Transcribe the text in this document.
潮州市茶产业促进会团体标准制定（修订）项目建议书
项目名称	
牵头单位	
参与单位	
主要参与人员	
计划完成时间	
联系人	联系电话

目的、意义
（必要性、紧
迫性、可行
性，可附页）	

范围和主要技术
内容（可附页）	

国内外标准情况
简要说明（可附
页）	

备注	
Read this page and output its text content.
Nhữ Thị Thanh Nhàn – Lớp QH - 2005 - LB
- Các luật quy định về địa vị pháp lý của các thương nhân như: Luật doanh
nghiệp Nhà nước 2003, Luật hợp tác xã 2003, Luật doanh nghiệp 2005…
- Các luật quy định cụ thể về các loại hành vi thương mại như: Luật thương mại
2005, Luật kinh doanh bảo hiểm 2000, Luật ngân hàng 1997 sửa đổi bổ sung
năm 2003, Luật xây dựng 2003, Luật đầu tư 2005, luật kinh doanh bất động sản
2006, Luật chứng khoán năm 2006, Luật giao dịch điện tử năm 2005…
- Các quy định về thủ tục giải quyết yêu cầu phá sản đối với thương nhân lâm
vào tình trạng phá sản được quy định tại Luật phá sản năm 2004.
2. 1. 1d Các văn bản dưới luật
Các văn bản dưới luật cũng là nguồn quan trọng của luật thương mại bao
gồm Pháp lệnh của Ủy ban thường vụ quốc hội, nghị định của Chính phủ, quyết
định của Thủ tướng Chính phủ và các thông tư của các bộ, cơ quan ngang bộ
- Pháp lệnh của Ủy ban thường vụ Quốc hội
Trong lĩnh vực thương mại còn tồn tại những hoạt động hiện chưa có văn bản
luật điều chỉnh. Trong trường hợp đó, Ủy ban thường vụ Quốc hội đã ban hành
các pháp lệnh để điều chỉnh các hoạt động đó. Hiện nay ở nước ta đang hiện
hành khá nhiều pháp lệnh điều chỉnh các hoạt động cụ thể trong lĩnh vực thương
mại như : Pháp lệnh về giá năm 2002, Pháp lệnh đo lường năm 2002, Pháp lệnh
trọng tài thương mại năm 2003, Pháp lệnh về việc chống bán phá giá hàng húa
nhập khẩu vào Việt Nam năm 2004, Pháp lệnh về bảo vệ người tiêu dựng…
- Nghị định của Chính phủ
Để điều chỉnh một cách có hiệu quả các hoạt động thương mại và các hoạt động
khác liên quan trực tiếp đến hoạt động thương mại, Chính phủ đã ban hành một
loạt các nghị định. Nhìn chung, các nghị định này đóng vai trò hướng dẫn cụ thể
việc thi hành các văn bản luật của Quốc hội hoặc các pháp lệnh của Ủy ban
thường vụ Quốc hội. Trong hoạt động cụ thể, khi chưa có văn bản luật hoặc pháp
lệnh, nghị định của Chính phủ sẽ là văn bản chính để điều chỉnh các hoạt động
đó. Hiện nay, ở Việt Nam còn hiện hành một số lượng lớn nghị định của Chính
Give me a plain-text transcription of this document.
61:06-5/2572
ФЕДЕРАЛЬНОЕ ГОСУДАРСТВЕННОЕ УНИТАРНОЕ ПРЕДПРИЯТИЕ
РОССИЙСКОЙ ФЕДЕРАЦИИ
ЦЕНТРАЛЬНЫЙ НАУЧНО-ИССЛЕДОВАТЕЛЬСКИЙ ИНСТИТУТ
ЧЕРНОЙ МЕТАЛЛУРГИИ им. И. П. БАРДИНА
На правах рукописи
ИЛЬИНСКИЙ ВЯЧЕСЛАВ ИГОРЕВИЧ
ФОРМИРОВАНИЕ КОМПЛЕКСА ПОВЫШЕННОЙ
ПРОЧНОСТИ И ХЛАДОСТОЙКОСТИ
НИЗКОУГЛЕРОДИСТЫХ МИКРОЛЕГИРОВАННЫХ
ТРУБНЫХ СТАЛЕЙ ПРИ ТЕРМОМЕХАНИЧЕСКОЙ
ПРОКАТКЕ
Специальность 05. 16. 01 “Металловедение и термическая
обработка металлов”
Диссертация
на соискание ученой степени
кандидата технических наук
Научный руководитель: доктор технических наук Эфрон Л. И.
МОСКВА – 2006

**WHAT YOU WILL DO**: Above are the entries; count how many of their lines contain the word "hiện" and give only that number.

**FINISHED EXERCISE**: 3